• [Task directions]:
Please work out how many lines in the material contain "průběhu" and give only that figure.

• [Given entries]:

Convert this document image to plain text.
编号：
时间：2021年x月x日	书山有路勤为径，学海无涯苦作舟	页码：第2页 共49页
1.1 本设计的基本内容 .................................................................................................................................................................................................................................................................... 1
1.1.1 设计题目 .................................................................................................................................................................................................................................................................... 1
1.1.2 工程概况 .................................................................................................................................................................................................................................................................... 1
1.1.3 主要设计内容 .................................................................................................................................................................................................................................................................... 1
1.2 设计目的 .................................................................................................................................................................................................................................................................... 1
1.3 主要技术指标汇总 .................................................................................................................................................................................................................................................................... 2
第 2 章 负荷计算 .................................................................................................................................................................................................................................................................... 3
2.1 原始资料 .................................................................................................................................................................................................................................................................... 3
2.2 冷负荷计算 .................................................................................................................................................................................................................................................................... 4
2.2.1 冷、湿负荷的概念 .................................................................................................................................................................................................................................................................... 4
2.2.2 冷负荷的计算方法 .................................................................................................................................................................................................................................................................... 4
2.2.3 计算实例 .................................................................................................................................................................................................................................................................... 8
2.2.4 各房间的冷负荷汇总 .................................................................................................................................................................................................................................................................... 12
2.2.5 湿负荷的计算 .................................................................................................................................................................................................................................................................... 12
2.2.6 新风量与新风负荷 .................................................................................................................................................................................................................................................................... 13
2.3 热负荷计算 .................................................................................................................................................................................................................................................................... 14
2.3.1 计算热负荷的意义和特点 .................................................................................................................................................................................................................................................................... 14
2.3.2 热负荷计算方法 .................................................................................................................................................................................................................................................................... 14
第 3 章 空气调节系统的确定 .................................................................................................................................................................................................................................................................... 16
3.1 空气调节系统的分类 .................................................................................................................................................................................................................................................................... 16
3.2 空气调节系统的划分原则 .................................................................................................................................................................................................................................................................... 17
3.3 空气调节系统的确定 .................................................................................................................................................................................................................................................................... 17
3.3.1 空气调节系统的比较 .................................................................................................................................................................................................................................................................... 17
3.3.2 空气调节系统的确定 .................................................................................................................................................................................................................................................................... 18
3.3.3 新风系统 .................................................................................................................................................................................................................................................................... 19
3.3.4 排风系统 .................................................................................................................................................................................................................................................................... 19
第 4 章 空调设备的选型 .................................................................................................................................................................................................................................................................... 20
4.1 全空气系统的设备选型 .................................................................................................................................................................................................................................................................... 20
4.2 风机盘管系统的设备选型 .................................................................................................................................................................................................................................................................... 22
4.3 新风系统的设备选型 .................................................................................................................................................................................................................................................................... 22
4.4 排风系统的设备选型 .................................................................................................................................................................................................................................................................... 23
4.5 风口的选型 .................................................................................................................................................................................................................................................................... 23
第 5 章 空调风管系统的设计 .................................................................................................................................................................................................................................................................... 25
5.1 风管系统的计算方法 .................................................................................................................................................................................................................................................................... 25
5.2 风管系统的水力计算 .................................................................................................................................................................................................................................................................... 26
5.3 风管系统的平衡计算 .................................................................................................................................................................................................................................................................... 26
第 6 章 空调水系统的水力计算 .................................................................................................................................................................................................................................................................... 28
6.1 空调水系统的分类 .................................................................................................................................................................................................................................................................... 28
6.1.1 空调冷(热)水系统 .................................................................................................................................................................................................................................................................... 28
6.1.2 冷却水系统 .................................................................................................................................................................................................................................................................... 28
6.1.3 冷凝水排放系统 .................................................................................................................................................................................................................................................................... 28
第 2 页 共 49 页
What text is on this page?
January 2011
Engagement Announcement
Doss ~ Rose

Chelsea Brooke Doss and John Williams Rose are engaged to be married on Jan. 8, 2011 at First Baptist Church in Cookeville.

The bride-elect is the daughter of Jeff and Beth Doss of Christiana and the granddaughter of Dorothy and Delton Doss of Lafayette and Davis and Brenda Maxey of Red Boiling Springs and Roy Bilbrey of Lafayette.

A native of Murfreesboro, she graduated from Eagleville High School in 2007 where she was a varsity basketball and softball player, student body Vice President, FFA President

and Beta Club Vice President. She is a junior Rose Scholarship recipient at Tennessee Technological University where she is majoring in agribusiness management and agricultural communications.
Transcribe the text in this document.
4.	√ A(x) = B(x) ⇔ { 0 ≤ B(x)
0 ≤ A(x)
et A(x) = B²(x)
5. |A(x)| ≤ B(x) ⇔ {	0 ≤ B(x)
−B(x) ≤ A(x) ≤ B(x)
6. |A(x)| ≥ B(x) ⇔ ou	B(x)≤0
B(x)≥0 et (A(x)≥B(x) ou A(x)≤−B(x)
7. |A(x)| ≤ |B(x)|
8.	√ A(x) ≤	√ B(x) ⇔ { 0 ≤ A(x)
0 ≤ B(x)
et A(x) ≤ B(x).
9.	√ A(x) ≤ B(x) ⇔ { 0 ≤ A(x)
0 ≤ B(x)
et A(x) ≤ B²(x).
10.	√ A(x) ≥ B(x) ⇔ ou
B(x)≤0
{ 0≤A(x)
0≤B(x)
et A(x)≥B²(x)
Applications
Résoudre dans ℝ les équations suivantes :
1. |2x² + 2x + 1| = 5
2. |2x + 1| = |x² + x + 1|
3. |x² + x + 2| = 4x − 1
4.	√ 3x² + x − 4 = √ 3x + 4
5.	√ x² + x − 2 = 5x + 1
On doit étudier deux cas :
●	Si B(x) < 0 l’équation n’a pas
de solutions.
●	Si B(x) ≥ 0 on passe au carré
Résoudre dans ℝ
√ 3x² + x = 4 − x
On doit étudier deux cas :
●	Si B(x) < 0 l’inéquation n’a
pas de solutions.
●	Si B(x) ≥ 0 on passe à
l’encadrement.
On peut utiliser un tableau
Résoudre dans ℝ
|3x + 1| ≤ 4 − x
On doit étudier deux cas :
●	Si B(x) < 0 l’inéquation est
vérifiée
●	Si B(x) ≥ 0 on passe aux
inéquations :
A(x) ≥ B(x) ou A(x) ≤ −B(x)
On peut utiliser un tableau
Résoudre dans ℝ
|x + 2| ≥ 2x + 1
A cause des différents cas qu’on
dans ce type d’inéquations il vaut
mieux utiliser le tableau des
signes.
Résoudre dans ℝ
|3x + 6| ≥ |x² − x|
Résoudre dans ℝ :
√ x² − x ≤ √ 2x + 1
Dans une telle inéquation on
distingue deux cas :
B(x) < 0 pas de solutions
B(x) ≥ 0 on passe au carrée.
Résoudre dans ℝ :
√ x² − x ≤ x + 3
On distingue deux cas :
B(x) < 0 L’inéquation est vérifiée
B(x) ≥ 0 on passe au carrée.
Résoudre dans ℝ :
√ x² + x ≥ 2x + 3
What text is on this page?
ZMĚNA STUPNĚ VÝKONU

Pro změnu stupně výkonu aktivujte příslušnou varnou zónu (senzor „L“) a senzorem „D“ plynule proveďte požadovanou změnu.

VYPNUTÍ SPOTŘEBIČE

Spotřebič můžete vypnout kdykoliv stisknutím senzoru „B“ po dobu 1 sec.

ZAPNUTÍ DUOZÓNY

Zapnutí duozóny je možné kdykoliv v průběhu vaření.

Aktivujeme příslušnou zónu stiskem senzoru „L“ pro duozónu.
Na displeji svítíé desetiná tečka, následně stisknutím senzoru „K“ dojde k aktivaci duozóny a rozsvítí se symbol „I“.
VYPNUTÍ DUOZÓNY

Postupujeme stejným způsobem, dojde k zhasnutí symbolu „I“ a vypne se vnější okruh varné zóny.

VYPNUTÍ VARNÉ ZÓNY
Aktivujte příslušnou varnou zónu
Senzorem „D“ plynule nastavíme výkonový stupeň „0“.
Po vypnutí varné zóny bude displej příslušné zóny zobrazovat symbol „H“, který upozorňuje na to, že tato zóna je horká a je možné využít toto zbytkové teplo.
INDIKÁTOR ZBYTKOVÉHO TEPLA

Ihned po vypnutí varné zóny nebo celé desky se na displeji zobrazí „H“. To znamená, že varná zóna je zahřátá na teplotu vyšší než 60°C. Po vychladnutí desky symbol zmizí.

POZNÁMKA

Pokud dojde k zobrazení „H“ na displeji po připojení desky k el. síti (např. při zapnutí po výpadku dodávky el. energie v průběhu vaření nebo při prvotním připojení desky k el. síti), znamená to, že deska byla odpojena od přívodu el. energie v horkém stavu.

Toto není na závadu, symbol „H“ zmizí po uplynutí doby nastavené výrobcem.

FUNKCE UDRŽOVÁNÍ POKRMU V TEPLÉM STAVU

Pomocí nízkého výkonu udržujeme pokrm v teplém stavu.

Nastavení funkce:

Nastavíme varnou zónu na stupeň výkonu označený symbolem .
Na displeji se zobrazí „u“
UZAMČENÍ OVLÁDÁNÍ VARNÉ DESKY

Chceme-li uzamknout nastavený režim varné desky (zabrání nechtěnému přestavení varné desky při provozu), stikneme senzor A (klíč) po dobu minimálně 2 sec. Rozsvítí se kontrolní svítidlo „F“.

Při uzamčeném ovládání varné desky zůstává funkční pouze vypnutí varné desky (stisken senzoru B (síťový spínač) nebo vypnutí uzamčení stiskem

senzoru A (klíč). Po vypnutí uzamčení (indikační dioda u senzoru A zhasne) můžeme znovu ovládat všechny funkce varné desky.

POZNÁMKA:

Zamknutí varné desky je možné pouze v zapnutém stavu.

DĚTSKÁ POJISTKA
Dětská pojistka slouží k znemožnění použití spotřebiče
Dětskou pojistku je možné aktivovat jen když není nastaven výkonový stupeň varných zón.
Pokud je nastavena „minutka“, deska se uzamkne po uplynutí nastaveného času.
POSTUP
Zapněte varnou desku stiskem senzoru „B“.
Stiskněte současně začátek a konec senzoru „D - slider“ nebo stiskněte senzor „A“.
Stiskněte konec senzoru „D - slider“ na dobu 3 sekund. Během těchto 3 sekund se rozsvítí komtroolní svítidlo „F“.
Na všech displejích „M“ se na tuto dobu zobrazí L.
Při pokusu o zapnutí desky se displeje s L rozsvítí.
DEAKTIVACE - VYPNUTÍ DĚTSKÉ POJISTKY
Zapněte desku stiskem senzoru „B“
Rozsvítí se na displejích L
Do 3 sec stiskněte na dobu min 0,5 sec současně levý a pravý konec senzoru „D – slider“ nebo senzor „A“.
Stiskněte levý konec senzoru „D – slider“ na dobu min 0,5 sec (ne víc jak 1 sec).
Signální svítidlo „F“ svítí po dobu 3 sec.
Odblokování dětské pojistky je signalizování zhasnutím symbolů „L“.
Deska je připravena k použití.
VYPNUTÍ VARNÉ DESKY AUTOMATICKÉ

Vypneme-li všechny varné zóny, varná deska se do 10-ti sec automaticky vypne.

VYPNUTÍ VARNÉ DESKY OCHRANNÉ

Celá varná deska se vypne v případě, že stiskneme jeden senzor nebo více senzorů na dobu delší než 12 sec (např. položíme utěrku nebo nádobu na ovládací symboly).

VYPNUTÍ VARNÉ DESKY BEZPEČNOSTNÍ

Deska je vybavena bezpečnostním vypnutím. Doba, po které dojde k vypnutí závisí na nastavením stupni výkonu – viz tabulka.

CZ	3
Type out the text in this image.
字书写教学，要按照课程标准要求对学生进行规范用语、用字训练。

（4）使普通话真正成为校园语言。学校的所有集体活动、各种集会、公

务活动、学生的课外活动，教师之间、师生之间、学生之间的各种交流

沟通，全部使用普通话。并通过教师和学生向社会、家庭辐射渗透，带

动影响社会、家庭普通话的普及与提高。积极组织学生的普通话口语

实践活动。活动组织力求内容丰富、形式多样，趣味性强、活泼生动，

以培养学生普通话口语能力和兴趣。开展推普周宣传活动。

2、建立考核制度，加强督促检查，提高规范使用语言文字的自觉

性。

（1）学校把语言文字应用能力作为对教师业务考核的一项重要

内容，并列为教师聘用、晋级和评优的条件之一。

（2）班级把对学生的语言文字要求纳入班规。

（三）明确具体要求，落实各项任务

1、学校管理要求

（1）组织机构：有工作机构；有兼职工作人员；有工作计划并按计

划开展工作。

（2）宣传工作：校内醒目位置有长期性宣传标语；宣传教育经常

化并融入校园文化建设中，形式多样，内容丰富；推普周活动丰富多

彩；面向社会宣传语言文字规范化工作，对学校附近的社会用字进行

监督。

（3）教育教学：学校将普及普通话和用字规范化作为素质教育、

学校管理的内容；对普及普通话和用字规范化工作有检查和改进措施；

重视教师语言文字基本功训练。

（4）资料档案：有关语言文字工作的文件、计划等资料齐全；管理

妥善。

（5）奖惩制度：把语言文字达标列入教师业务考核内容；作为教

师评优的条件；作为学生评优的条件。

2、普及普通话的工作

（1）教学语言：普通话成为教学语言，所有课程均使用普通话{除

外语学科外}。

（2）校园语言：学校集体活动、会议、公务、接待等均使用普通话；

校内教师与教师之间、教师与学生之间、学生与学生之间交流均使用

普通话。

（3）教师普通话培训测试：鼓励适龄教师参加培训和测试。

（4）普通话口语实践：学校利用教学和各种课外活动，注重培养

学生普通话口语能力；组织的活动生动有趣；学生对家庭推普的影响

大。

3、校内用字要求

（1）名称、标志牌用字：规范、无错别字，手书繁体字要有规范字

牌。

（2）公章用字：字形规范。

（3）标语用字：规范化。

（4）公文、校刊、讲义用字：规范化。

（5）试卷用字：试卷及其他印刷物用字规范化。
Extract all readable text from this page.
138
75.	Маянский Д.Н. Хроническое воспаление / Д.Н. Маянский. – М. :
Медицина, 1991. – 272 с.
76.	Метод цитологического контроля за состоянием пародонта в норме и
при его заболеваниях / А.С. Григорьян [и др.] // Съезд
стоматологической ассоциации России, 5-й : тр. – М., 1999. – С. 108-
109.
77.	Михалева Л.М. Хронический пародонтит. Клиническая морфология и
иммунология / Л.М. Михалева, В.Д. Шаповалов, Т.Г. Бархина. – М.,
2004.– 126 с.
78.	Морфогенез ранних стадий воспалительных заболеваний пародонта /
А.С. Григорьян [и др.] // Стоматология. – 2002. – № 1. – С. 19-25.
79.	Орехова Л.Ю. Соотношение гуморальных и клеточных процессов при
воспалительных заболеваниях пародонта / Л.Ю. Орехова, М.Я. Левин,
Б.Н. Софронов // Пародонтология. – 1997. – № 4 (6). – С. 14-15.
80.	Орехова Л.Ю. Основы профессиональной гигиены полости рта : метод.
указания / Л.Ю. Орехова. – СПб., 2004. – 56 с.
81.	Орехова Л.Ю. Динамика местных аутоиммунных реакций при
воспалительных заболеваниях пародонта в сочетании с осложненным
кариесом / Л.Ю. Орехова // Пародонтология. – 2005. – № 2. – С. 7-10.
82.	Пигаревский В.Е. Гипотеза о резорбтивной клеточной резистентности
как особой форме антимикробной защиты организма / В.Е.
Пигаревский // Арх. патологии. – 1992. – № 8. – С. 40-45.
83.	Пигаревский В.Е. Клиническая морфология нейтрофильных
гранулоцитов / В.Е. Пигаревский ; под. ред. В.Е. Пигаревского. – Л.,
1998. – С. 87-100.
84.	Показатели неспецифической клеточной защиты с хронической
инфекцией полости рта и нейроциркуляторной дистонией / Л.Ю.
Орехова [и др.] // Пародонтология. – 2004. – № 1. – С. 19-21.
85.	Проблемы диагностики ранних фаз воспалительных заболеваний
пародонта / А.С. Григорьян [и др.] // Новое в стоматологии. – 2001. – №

• [Task response]:
2